• GOAL OF THE EXERCISE: Read through the data and report every line in which the word "Source" occurs.

★ ★ ★ ★ ★

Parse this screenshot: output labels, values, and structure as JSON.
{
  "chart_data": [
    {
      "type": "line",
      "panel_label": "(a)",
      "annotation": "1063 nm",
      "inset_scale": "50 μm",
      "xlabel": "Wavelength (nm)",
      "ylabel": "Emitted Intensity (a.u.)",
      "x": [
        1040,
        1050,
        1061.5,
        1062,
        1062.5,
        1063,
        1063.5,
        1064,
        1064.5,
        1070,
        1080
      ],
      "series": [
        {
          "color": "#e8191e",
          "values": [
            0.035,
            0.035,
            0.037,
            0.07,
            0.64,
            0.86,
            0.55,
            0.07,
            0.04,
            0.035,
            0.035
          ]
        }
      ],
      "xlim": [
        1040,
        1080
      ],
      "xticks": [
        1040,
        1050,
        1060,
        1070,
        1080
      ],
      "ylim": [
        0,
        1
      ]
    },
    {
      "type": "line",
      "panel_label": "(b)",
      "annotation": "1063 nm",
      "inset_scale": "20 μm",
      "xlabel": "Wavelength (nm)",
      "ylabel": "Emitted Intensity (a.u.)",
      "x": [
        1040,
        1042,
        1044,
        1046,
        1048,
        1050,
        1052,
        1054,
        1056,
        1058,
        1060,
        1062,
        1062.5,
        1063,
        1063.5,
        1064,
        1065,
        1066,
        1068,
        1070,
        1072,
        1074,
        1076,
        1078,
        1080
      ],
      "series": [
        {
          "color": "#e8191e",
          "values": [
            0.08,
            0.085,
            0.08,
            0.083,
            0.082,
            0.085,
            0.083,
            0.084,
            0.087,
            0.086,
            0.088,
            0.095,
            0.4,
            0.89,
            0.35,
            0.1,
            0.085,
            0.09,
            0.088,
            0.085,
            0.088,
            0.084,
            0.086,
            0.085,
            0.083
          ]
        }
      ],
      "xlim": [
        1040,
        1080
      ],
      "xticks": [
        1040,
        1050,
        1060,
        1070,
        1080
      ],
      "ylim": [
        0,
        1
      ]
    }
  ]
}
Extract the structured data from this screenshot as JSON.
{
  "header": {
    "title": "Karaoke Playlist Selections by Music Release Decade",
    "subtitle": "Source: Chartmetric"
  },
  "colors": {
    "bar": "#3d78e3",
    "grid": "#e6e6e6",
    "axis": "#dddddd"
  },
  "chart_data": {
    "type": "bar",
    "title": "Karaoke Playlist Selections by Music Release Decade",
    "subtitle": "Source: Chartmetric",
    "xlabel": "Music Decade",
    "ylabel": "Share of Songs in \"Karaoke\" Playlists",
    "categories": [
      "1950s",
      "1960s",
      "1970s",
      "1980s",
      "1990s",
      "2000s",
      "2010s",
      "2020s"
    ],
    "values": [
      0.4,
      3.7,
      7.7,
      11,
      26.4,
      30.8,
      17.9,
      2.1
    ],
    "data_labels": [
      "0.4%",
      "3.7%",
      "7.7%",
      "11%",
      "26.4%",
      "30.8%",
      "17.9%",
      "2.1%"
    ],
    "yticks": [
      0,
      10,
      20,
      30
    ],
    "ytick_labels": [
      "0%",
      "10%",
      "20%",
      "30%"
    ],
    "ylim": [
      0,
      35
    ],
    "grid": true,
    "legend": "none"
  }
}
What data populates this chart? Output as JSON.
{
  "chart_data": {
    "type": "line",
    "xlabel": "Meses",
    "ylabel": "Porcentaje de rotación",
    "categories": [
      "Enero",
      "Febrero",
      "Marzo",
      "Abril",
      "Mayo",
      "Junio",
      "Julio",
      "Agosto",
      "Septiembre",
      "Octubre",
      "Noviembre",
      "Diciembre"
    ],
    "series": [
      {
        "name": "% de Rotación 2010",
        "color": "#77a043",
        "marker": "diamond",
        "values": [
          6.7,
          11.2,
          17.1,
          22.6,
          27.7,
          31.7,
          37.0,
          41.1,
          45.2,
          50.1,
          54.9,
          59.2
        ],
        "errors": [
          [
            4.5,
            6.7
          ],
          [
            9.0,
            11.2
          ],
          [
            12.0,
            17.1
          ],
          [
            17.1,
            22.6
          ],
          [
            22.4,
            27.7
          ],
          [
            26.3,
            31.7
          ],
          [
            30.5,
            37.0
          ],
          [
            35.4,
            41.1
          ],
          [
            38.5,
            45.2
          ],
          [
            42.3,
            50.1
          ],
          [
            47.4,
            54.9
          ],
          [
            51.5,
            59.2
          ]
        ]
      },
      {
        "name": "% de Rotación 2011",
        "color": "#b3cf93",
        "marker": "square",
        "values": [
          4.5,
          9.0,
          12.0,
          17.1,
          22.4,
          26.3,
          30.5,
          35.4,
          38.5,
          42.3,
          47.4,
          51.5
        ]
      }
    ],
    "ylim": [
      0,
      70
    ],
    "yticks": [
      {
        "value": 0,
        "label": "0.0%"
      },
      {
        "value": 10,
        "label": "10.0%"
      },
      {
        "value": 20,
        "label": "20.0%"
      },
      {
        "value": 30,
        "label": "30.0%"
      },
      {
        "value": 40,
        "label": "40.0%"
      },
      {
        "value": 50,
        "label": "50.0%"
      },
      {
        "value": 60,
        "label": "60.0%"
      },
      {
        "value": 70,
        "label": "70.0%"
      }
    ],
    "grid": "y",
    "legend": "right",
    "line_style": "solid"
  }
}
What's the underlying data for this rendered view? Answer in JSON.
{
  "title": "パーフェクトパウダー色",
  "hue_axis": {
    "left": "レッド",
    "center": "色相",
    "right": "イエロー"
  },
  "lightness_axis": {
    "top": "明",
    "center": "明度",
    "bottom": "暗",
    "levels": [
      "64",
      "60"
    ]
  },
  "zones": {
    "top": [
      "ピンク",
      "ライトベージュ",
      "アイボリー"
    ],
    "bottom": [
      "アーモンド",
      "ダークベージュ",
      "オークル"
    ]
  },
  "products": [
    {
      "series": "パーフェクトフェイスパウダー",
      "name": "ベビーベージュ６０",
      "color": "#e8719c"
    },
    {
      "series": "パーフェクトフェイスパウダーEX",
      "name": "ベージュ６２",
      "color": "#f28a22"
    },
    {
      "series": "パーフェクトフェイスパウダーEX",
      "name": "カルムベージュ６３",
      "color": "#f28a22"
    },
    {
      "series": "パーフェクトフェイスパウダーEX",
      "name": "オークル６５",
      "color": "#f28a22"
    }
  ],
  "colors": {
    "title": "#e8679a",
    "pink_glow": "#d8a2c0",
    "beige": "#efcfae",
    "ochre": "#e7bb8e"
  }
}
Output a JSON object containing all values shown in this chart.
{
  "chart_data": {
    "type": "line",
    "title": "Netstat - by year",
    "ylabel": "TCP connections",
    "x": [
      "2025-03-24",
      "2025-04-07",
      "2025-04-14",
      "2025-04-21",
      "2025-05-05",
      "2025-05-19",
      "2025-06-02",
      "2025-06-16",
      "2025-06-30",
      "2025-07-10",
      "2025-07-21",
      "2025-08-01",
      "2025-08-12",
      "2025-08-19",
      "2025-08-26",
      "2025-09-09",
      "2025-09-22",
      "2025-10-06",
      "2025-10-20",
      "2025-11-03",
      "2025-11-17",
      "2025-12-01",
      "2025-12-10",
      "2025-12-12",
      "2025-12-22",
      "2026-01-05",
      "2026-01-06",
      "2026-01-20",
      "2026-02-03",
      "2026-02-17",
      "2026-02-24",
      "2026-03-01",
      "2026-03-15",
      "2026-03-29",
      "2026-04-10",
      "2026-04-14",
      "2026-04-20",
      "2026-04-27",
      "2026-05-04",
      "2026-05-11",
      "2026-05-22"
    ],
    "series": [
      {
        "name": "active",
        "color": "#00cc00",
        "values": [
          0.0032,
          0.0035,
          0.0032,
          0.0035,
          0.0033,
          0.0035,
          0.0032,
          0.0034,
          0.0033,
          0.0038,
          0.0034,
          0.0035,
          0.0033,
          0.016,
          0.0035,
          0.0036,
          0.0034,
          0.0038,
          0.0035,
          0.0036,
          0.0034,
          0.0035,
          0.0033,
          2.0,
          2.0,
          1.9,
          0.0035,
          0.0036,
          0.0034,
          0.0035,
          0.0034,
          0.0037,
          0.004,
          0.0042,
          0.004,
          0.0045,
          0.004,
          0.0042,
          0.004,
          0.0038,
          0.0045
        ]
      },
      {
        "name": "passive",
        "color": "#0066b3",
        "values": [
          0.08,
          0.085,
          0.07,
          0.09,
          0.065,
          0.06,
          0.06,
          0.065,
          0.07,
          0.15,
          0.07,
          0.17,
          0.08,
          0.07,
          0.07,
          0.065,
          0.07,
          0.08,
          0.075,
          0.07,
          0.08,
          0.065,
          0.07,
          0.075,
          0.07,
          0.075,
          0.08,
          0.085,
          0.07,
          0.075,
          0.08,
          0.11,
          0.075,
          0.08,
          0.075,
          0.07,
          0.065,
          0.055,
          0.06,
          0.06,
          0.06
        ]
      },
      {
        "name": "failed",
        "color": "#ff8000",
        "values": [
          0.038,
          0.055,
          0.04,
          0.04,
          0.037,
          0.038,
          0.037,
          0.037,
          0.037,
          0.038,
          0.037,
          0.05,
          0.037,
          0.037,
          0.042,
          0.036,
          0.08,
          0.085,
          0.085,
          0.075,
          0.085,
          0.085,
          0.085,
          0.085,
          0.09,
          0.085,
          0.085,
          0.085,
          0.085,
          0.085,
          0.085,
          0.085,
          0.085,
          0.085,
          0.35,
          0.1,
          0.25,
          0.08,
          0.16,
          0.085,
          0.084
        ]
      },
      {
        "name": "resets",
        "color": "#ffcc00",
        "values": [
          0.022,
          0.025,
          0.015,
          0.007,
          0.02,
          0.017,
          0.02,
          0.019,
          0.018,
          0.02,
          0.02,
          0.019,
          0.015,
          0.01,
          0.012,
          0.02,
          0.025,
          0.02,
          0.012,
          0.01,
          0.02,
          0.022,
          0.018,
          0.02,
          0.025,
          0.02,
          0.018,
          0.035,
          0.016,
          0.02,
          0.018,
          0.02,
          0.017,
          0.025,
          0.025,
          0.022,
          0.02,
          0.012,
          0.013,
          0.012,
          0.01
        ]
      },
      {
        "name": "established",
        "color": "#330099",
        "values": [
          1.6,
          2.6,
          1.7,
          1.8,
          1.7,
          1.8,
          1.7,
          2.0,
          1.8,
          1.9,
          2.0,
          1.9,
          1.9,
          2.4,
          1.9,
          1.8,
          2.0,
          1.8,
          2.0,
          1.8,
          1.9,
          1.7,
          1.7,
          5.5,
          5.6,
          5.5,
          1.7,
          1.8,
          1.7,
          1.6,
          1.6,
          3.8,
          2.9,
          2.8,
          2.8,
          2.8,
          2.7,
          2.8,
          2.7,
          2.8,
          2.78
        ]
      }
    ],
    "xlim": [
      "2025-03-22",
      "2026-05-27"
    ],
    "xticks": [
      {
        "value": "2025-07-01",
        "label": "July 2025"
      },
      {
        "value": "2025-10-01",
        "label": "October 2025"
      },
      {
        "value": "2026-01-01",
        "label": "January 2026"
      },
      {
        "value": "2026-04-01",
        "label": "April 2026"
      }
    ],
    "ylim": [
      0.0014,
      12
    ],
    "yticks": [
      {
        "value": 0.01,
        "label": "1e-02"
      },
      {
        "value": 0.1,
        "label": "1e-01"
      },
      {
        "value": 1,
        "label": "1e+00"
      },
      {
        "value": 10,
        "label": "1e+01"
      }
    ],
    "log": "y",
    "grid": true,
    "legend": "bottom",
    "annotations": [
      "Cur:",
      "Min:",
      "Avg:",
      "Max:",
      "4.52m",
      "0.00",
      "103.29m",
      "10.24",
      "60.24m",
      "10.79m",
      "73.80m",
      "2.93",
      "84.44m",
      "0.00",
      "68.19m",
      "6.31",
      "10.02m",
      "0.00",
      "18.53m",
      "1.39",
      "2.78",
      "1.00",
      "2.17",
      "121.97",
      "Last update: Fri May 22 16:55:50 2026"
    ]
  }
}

★ ★ ★ ★ ★

• OUTPUT FOR THIS TASK:
    "subtitle": "Source: Chartmetric"
    "subtitle": "Source: Chartmetric",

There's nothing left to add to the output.